═══ Available data ═══
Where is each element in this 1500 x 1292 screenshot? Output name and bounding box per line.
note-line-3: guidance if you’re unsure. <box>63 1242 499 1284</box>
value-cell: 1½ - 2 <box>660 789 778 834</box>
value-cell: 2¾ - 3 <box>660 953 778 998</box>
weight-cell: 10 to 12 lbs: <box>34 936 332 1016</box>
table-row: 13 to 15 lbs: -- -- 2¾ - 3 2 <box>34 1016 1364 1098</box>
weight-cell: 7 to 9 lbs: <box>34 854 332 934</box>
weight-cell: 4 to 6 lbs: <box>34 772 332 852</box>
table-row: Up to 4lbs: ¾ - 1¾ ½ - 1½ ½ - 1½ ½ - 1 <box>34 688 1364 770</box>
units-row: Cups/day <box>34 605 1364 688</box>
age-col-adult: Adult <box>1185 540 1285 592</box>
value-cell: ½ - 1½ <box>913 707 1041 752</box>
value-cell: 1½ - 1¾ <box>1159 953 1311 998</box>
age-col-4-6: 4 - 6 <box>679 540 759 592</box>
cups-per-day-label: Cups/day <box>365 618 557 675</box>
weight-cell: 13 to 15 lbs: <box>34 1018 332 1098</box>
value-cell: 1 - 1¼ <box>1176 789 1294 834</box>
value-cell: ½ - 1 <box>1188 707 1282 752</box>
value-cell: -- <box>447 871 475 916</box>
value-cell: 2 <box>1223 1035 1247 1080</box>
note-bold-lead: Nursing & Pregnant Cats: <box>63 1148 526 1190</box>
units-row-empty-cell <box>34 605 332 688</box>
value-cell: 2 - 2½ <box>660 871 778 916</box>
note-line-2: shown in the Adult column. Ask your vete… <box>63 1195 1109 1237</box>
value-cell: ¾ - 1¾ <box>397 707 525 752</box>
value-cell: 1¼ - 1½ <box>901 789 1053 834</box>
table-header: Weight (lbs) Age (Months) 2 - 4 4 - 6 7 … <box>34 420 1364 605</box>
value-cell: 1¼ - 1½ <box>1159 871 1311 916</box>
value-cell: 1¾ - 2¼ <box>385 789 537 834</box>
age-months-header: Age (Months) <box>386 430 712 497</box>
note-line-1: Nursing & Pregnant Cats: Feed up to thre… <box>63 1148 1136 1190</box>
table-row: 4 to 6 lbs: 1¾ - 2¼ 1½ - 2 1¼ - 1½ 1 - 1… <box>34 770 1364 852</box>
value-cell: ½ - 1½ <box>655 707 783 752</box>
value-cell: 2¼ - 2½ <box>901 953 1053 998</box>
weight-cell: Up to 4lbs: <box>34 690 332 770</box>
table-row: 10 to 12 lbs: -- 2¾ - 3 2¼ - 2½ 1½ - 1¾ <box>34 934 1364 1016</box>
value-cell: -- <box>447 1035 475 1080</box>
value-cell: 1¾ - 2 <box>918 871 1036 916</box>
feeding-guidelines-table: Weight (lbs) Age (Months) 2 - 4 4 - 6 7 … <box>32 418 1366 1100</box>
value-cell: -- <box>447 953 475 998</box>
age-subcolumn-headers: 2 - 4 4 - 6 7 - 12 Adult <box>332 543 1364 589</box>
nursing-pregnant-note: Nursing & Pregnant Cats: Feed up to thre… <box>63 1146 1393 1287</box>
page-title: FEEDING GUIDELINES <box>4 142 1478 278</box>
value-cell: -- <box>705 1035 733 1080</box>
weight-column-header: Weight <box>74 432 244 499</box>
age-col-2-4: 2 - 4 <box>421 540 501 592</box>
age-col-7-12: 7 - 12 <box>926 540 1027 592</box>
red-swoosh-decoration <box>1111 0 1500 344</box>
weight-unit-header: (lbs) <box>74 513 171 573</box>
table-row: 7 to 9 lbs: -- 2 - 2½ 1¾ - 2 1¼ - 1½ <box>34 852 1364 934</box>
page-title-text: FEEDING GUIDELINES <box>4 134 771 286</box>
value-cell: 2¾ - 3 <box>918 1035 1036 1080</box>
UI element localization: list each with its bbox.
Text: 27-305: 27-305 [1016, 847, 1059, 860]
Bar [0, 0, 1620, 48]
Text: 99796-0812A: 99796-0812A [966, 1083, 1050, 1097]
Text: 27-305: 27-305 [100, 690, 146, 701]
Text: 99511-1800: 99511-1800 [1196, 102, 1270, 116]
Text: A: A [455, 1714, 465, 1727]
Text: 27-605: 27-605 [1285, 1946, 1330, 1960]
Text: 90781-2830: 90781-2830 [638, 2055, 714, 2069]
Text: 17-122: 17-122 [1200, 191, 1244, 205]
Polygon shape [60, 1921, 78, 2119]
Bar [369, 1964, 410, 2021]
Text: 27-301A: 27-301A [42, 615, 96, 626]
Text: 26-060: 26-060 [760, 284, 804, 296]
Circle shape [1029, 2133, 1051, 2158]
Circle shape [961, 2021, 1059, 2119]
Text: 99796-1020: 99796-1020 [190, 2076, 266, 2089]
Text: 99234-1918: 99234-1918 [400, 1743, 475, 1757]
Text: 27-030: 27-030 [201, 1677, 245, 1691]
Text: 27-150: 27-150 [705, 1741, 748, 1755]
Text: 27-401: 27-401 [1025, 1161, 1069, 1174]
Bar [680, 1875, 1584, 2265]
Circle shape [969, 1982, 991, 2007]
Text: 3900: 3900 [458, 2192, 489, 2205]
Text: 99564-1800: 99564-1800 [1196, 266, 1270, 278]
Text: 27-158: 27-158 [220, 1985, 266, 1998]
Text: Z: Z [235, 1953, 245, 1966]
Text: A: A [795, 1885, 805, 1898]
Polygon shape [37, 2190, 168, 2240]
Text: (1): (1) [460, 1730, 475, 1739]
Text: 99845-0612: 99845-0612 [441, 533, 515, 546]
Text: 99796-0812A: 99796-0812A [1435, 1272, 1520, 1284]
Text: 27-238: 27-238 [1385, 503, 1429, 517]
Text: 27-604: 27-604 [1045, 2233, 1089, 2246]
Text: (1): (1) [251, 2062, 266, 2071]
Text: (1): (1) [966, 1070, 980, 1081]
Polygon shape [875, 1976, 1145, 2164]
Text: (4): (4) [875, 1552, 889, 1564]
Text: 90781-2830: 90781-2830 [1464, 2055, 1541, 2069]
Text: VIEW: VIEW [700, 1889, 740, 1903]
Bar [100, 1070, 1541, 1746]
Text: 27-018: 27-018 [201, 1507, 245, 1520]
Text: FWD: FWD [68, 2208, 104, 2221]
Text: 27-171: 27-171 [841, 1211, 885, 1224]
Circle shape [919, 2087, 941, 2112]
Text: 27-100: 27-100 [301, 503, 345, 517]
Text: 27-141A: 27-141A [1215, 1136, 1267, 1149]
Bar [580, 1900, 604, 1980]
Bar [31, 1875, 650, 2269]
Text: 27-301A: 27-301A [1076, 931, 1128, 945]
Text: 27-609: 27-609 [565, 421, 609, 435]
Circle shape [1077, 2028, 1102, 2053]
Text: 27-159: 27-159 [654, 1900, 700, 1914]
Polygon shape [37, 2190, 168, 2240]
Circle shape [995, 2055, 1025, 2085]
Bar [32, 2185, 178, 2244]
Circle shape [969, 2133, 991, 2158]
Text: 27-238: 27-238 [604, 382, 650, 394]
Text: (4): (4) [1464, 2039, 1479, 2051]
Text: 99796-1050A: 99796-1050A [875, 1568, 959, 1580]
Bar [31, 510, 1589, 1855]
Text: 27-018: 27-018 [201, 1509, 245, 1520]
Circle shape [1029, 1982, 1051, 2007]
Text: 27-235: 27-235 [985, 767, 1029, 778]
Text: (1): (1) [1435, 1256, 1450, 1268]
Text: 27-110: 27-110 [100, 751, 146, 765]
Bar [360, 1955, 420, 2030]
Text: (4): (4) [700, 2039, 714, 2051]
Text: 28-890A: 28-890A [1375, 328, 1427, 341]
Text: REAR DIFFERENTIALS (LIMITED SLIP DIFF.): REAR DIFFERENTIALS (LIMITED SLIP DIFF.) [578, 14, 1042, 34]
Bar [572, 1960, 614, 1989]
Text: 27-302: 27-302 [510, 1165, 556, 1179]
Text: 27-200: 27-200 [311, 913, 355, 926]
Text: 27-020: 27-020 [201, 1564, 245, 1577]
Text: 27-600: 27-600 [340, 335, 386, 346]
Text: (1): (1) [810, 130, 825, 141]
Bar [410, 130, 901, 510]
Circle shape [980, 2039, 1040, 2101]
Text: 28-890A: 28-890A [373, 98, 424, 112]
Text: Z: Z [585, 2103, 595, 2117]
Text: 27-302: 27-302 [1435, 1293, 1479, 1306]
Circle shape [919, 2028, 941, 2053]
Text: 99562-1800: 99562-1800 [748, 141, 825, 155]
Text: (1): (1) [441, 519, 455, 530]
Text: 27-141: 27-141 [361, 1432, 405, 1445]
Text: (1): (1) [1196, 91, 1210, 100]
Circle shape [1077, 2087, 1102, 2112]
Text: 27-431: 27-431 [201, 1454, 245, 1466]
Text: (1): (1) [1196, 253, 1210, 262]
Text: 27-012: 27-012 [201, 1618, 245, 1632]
═══
- [What you should do] Gather every row above that contains the string "thre", and copy each of those rows in full.

- [Response to the task]
note-line-1: Nursing & Pregnant Cats: Feed up to thre… <box>63 1148 1136 1190</box>
nursing-pregnant-note: Nursing & Pregnant Cats: Feed up to thre… <box>63 1146 1393 1287</box>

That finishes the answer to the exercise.